Records from a data source:
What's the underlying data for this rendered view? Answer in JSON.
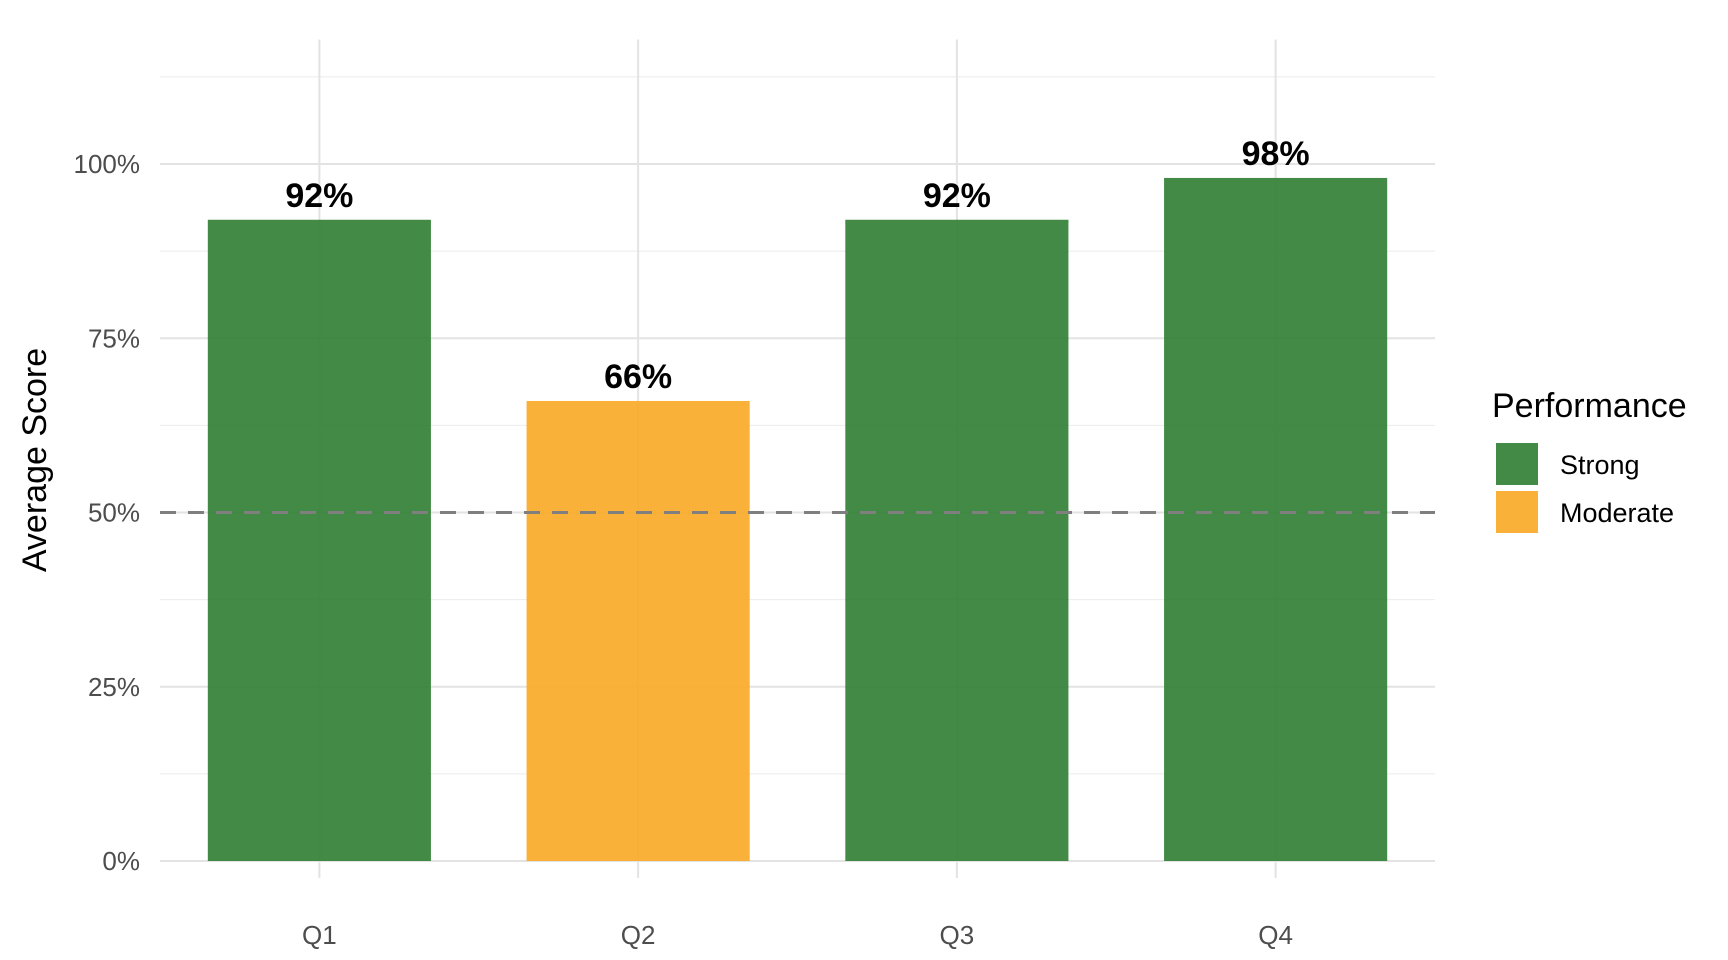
{
  "chart_data": {
    "type": "bar",
    "categories": [
      "Q1",
      "Q2",
      "Q3",
      "Q4"
    ],
    "values": [
      92,
      66,
      92,
      98
    ],
    "value_labels": [
      "92%",
      "66%",
      "92%",
      "98%"
    ],
    "bar_groups": [
      "Strong",
      "Moderate",
      "Strong",
      "Strong"
    ],
    "title": "",
    "xlabel": "",
    "ylabel": "Average Score",
    "ylim": [
      0,
      115
    ],
    "yticks": [
      0,
      25,
      50,
      75,
      100
    ],
    "ytick_labels": [
      "0%",
      "25%",
      "50%",
      "75%",
      "100%"
    ],
    "reference_line": {
      "value": 50,
      "style": "dashed",
      "color": "#7f7f7f"
    },
    "grid": true,
    "legend": {
      "title": "Performance",
      "position": "right",
      "entries": [
        {
          "label": "Strong",
          "color": "#2e7d32"
        },
        {
          "label": "Moderate",
          "color": "#f9a825"
        }
      ]
    },
    "colors": {
      "Strong": "#2e7d32",
      "Moderate": "#f9a825"
    }
  }
}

Objective:
A faithful copy of the records above is needed, with the pictures left out.

Solution to this problem:
What's the underlying data for this rendered view? Answer in JSON.
{
  "chart_data": {
    "type": "bar",
    "categories": [
      "Q1",
      "Q2",
      "Q3",
      "Q4"
    ],
    "values": [
      92,
      66,
      92,
      98
    ],
    "value_labels": [
      "92%",
      "66%",
      "92%",
      "98%"
    ],
    "bar_groups": [
      "Strong",
      "Moderate",
      "Strong",
      "Strong"
    ],
    "title": "",
    "xlabel": "",
    "ylabel": "Average Score",
    "ylim": [
      0,
      115
    ],
    "yticks": [
      0,
      25,
      50,
      75,
      100
    ],
    "ytick_labels": [
      "0%",
      "25%",
      "50%",
      "75%",
      "100%"
    ],
    "reference_line": {
      "value": 50,
      "style": "dashed",
      "color": "#7f7f7f"
    },
    "grid": true,
    "legend": {
      "title": "Performance",
      "position": "right",
      "entries": [
        {
          "label": "Strong",
          "color": "#2e7d32"
        },
        {
          "label": "Moderate",
          "color": "#f9a825"
        }
      ]
    },
    "colors": {
      "Strong": "#2e7d32",
      "Moderate": "#f9a825"
    }
  }
}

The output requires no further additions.